*Exercise*.
Copy all the entries below exactly, but not the pictures.

*Information shown*.
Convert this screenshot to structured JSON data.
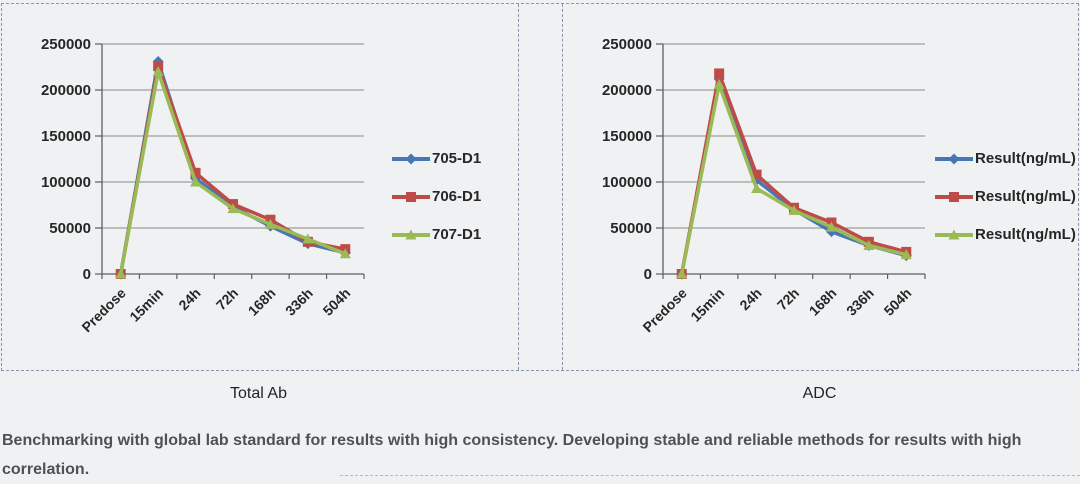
{
  "colors": {
    "background": "#EFF1F3",
    "dashed_border": "#8796A8",
    "gridline": "#8A8A8A",
    "axis": "#5E5E5E",
    "series_blue": "#4876B4",
    "series_red": "#BE4B48",
    "series_green": "#9ABA56",
    "caption_text": "#4E5256"
  },
  "caption": {
    "text": "Benchmarking with global lab standard for results with high consistency. Developing stable and reliable methods for results with high correlation."
  },
  "chart_data": [
    {
      "type": "line",
      "title": "Total Ab",
      "categories": [
        "Predose",
        "15min",
        "24h",
        "72h",
        "168h",
        "336h",
        "504h"
      ],
      "series": [
        {
          "name": "705-D1",
          "marker": "diamond",
          "color": "#4876B4",
          "values": [
            0,
            231000,
            104000,
            73000,
            52000,
            33000,
            23000
          ]
        },
        {
          "name": "706-D1",
          "marker": "square",
          "color": "#BE4B48",
          "values": [
            0,
            226000,
            110000,
            76000,
            59000,
            35000,
            27000
          ]
        },
        {
          "name": "707-D1",
          "marker": "triangle",
          "color": "#9ABA56",
          "values": [
            0,
            220000,
            100000,
            71000,
            54000,
            38000,
            22000
          ]
        }
      ],
      "ylim": [
        0,
        250000
      ],
      "ytick_interval": 50000,
      "ytick_labels": [
        "0",
        "50000",
        "100000",
        "150000",
        "200000",
        "250000"
      ],
      "grid": true,
      "legend_position": "right",
      "xlabel": "",
      "ylabel": ""
    },
    {
      "type": "line",
      "title": "ADC",
      "categories": [
        "Predose",
        "15min",
        "24h",
        "72h",
        "168h",
        "336h",
        "504h"
      ],
      "series": [
        {
          "name": "Result(ng/mL)",
          "marker": "diamond",
          "color": "#4876B4",
          "values": [
            0,
            212000,
            102000,
            70000,
            46000,
            31000,
            20000
          ]
        },
        {
          "name": "Result(ng/mL)",
          "marker": "square",
          "color": "#BE4B48",
          "values": [
            0,
            218000,
            108000,
            72000,
            56000,
            35000,
            24000
          ]
        },
        {
          "name": "Result(ng/mL)",
          "marker": "triangle",
          "color": "#9ABA56",
          "values": [
            0,
            206000,
            93000,
            69000,
            51000,
            31000,
            21000
          ]
        }
      ],
      "ylim": [
        0,
        250000
      ],
      "ytick_interval": 50000,
      "ytick_labels": [
        "0",
        "50000",
        "100000",
        "150000",
        "200000",
        "250000"
      ],
      "grid": true,
      "legend_position": "right",
      "xlabel": "",
      "ylabel": ""
    }
  ]
}
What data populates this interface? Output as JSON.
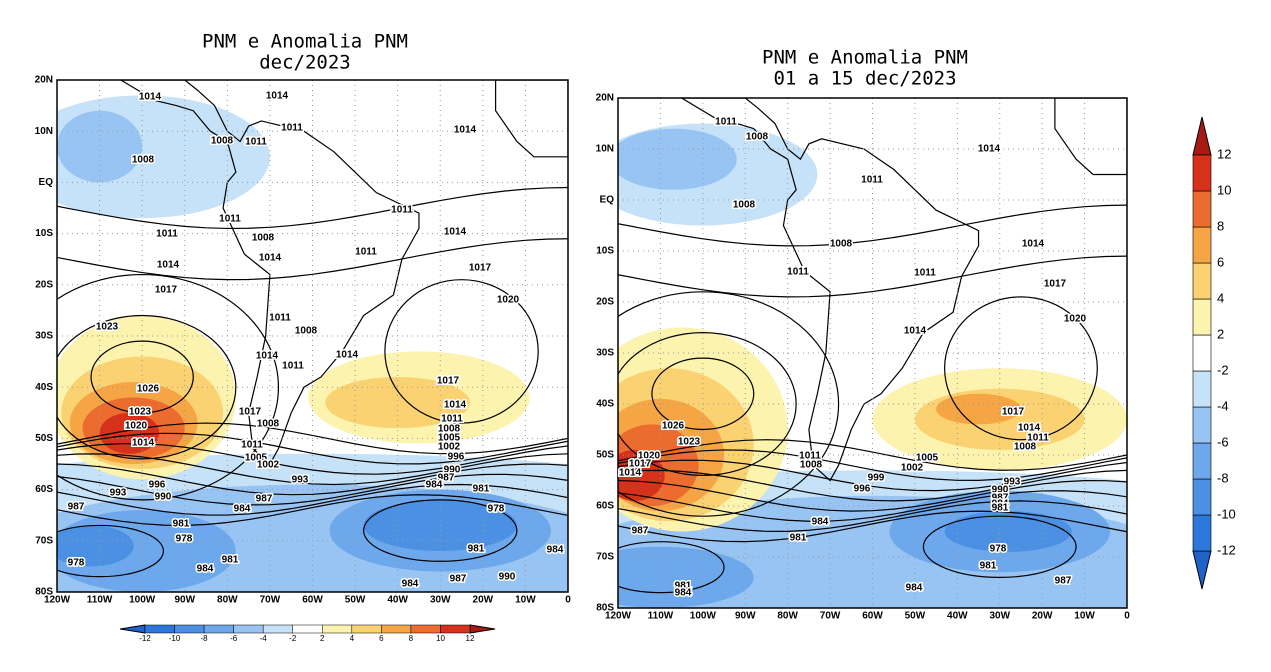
{
  "maps": [
    {
      "title": [
        "PNM e Anomalia PNM",
        "dec/2023"
      ],
      "lat_ticks": [
        "20N",
        "10N",
        "EQ",
        "10S",
        "20S",
        "30S",
        "40S",
        "50S",
        "60S",
        "70S",
        "80S"
      ],
      "lon_ticks": [
        "120W",
        "110W",
        "100W",
        "90W",
        "80W",
        "70W",
        "60W",
        "50W",
        "40W",
        "30W",
        "20W",
        "10W",
        "0"
      ],
      "contour_labels": [
        1014,
        1014,
        1011,
        1014,
        1008,
        1011,
        1008,
        1011,
        1011,
        1011,
        1008,
        1014,
        1011,
        1014,
        1014,
        1017,
        1017,
        1020,
        1023,
        1011,
        1008,
        1014,
        1014,
        1011,
        1026,
        1017,
        1023,
        1017,
        1014,
        1020,
        1008,
        1011,
        1014,
        1011,
        1008,
        1005,
        1002,
        1005,
        1002,
        996,
        990,
        993,
        987,
        984,
        981,
        996,
        990,
        993,
        987,
        987,
        984,
        978,
        981,
        978,
        981,
        978,
        984,
        981,
        984,
        990,
        987,
        984
      ]
    },
    {
      "title": [
        "PNM e Anomalia PNM",
        "01 a 15 dec/2023"
      ],
      "lat_ticks": [
        "20N",
        "10N",
        "EQ",
        "10S",
        "20S",
        "30S",
        "40S",
        "50S",
        "60S",
        "70S",
        "80S"
      ],
      "lon_ticks": [
        "120W",
        "110W",
        "100W",
        "90W",
        "80W",
        "70W",
        "60W",
        "50W",
        "40W",
        "30W",
        "20W",
        "10W",
        "0"
      ],
      "contour_labels": [
        1011,
        1008,
        1014,
        1011,
        1008,
        1008,
        1014,
        1011,
        1011,
        1017,
        1020,
        1014,
        1026,
        1017,
        1023,
        1014,
        1020,
        1011,
        1017,
        1008,
        1014,
        1011,
        1008,
        1005,
        1002,
        999,
        993,
        996,
        990,
        987,
        984,
        981,
        984,
        981,
        987,
        978,
        981,
        984,
        987,
        981,
        984
      ]
    }
  ],
  "colorbar": {
    "levels": [
      -12,
      -10,
      -8,
      -6,
      -4,
      -2,
      2,
      4,
      6,
      8,
      10,
      12
    ],
    "colors": [
      "#1f62c8",
      "#2c78da",
      "#4b90e2",
      "#6ea8ec",
      "#98c4f3",
      "#c6e2f8",
      "#ffffff",
      "#fcf3ae",
      "#fbd272",
      "#f6a544",
      "#ec6b2e",
      "#d6311a",
      "#a81b12"
    ]
  }
}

*Output of the exercise*.
Convert this screenshot to structured JSON data.
{
  "colors": {
    "background": "#EFF1F3",
    "dashed_border": "#8796A8",
    "gridline": "#8A8A8A",
    "axis": "#5E5E5E",
    "series_blue": "#4876B4",
    "series_red": "#BE4B48",
    "series_green": "#9ABA56",
    "caption_text": "#4E5256"
  },
  "caption": {
    "text": "Benchmarking with global lab standard for results with high consistency. Developing stable and reliable methods for results with high correlation."
  },
  "chart_data": [
    {
      "type": "line",
      "title": "Total Ab",
      "categories": [
        "Predose",
        "15min",
        "24h",
        "72h",
        "168h",
        "336h",
        "504h"
      ],
      "series": [
        {
          "name": "705-D1",
          "marker": "diamond",
          "color": "#4876B4",
          "values": [
            0,
            231000,
            104000,
            73000,
            52000,
            33000,
            23000
          ]
        },
        {
          "name": "706-D1",
          "marker": "square",
          "color": "#BE4B48",
          "values": [
            0,
            226000,
            110000,
            76000,
            59000,
            35000,
            27000
          ]
        },
        {
          "name": "707-D1",
          "marker": "triangle",
          "color": "#9ABA56",
          "values": [
            0,
            220000,
            100000,
            71000,
            54000,
            38000,
            22000
          ]
        }
      ],
      "ylim": [
        0,
        250000
      ],
      "ytick_interval": 50000,
      "ytick_labels": [
        "0",
        "50000",
        "100000",
        "150000",
        "200000",
        "250000"
      ],
      "grid": true,
      "legend_position": "right",
      "xlabel": "",
      "ylabel": ""
    },
    {
      "type": "line",
      "title": "ADC",
      "categories": [
        "Predose",
        "15min",
        "24h",
        "72h",
        "168h",
        "336h",
        "504h"
      ],
      "series": [
        {
          "name": "Result(ng/mL)",
          "marker": "diamond",
          "color": "#4876B4",
          "values": [
            0,
            212000,
            102000,
            70000,
            46000,
            31000,
            20000
          ]
        },
        {
          "name": "Result(ng/mL)",
          "marker": "square",
          "color": "#BE4B48",
          "values": [
            0,
            218000,
            108000,
            72000,
            56000,
            35000,
            24000
          ]
        },
        {
          "name": "Result(ng/mL)",
          "marker": "triangle",
          "color": "#9ABA56",
          "values": [
            0,
            206000,
            93000,
            69000,
            51000,
            31000,
            21000
          ]
        }
      ],
      "ylim": [
        0,
        250000
      ],
      "ytick_interval": 50000,
      "ytick_labels": [
        "0",
        "50000",
        "100000",
        "150000",
        "200000",
        "250000"
      ],
      "grid": true,
      "legend_position": "right",
      "xlabel": "",
      "ylabel": ""
    }
  ]
}
What data populates this interface? Output as JSON.
{
  "maps": [
    {
      "title": [
        "PNM e Anomalia PNM",
        "dec/2023"
      ],
      "lat_ticks": [
        "20N",
        "10N",
        "EQ",
        "10S",
        "20S",
        "30S",
        "40S",
        "50S",
        "60S",
        "70S",
        "80S"
      ],
      "lon_ticks": [
        "120W",
        "110W",
        "100W",
        "90W",
        "80W",
        "70W",
        "60W",
        "50W",
        "40W",
        "30W",
        "20W",
        "10W",
        "0"
      ],
      "contour_labels": [
        1014,
        1014,
        1011,
        1014,
        1008,
        1011,
        1008,
        1011,
        1011,
        1011,
        1008,
        1014,
        1011,
        1014,
        1014,
        1017,
        1017,
        1020,
        1023,
        1011,
        1008,
        1014,
        1014,
        1011,
        1026,
        1017,
        1023,
        1017,
        1014,
        1020,
        1008,
        1011,
        1014,
        1011,
        1008,
        1005,
        1002,
        1005,
        1002,
        996,
        990,
        993,
        987,
        984,
        981,
        996,
        990,
        993,
        987,
        987,
        984,
        978,
        981,
        978,
        981,
        978,
        984,
        981,
        984,
        990,
        987,
        984
      ]
    },
    {
      "title": [
        "PNM e Anomalia PNM",
        "01 a 15 dec/2023"
      ],
      "lat_ticks": [
        "20N",
        "10N",
        "EQ",
        "10S",
        "20S",
        "30S",
        "40S",
        "50S",
        "60S",
        "70S",
        "80S"
      ],
      "lon_ticks": [
        "120W",
        "110W",
        "100W",
        "90W",
        "80W",
        "70W",
        "60W",
        "50W",
        "40W",
        "30W",
        "20W",
        "10W",
        "0"
      ],
      "contour_labels": [
        1011,
        1008,
        1014,
        1011,
        1008,
        1008,
        1014,
        1011,
        1011,
        1017,
        1020,
        1014,
        1026,
        1017,
        1023,
        1014,
        1020,
        1011,
        1017,
        1008,
        1014,
        1011,
        1008,
        1005,
        1002,
        999,
        993,
        996,
        990,
        987,
        984,
        981,
        984,
        981,
        987,
        978,
        981,
        984,
        987,
        981,
        984
      ]
    }
  ],
  "colorbar": {
    "levels": [
      -12,
      -10,
      -8,
      -6,
      -4,
      -2,
      2,
      4,
      6,
      8,
      10,
      12
    ],
    "colors": [
      "#1f62c8",
      "#2c78da",
      "#4b90e2",
      "#6ea8ec",
      "#98c4f3",
      "#c6e2f8",
      "#ffffff",
      "#fcf3ae",
      "#fbd272",
      "#f6a544",
      "#ec6b2e",
      "#d6311a",
      "#a81b12"
    ]
  }
}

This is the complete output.